EXERCISE TASK
Count how many lines of the data below contain the string "原物料耗用状况"; the reply should be that number alone.

───

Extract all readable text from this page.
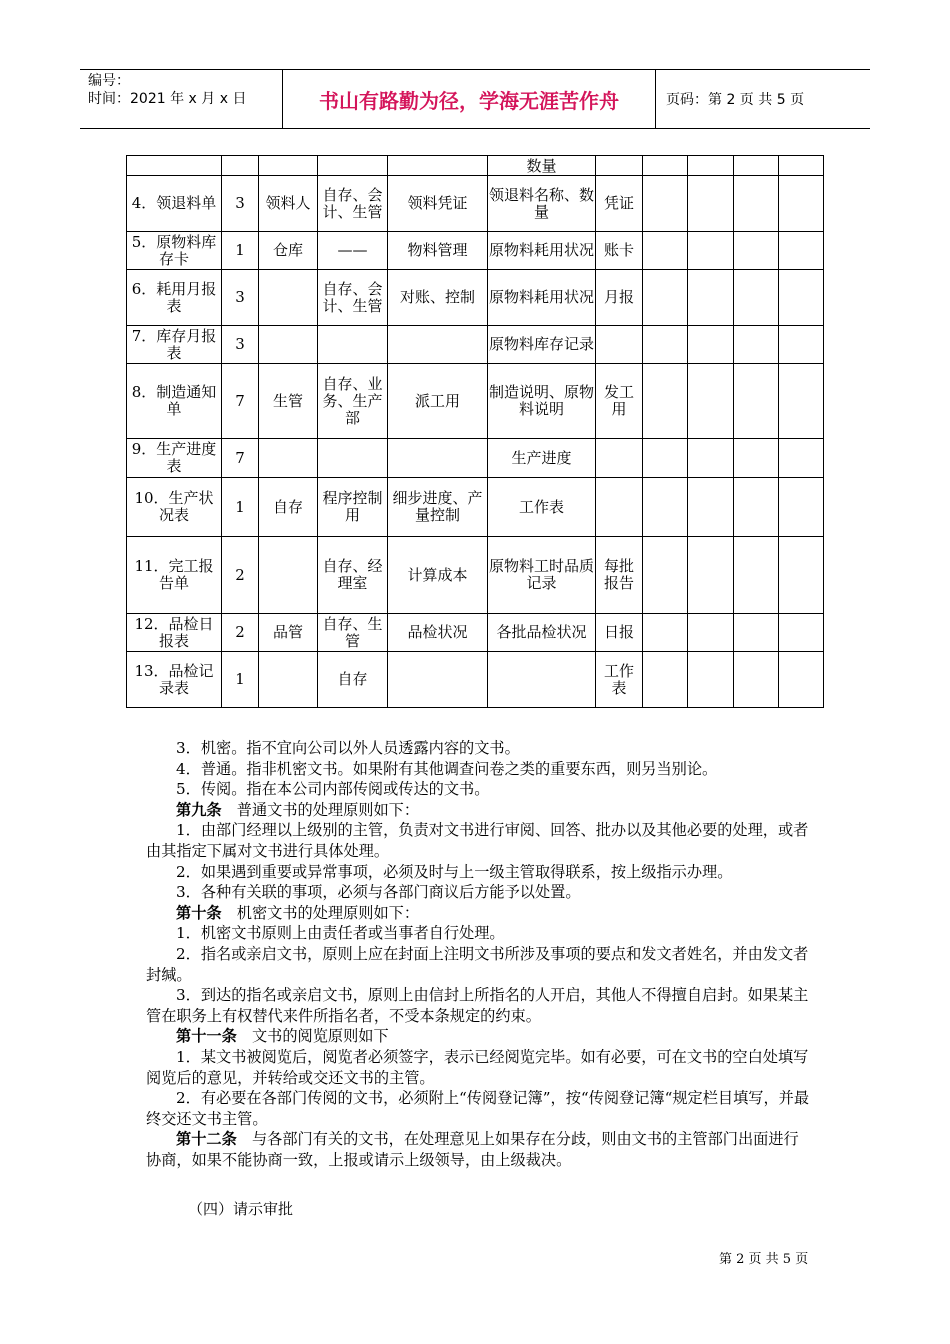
编号：
时间：2021 年 x 月 x 日	书山有路勤为径，学海无涯苦作舟	页码：第 2 页 共 5 页
					数量					
4．领退料单	3	领料人	自存、会计、生管	领料凭证	领退料名称、数量	凭证				
5．原物料库存卡	1	仓库	——	物料管理	原物料耗用状况	账卡				
6．耗用月报表	3		自存、会计、生管	对账、控制	原物料耗用状况	月报				
7．库存月报表	3				原物料库存记录					
8．制造通知单	7	生管	自存、业务、生产部	派工用	制造说明、原物料说明	发工用				
9．生产进度表	7				生产进度					
10．生产状况表	1	自存	程序控制用	细步进度、产量控制	工作表					
11．完工报告单	2		自存、经理室	计算成本	原物料工时品质记录	每批报告				
12．品检日报表	2	品管	自存、生管	品检状况	各批品检状况	日报				
13．品检记录表	1		自存			工作表				

3．机密。指不宜向公司以外人员透露内容的文书。

4．普通。指非机密文书。如果附有其他调查问卷之类的重要东西，则另当别论。

5．传阅。指在本公司内部传阅或传达的文书。

第九条　普通文书的处理原则如下：

1．由部门经理以上级别的主管，负责对文书进行审阅、回答、批办以及其他必要的处理，或者由其指定下属对文书进行具体处理。

2．如果遇到重要或异常事项，必须及时与上一级主管取得联系，按上级指示办理。

3．各种有关联的事项，必须与各部门商议后方能予以处置。

第十条　机密文书的处理原则如下：

1．机密文书原则上由责任者或当事者自行处理。

2．指名或亲启文书，原则上应在封面上注明文书所涉及事项的要点和发文者姓名，并由发文者封缄。

3．到达的指名或亲启文书，原则上由信封上所指名的人开启，其他人不得擅自启封。如果某主管在职务上有权替代来件所指名者，不受本条规定的约束。

第十一条　文书的阅览原则如下

1．某文书被阅览后，阅览者必须签字，表示已经阅览完毕。如有必要，可在文书的空白处填写阅览后的意见，并转给或交还文书的主管。

2．有必要在各部门传阅的文书，必须附上“传阅登记簿”，按“传阅登记簿“规定栏目填写，并最终交还文书主管。

第十二条　与各部门有关的文书，在处理意见上如果存在分歧，则由文书的主管部门出面进行协商，如果不能协商一致，上报或请示上级领导，由上级裁决。

（四）请示审批
第 2 页 共 5 页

───

SOLUTION TO THIS TASK
2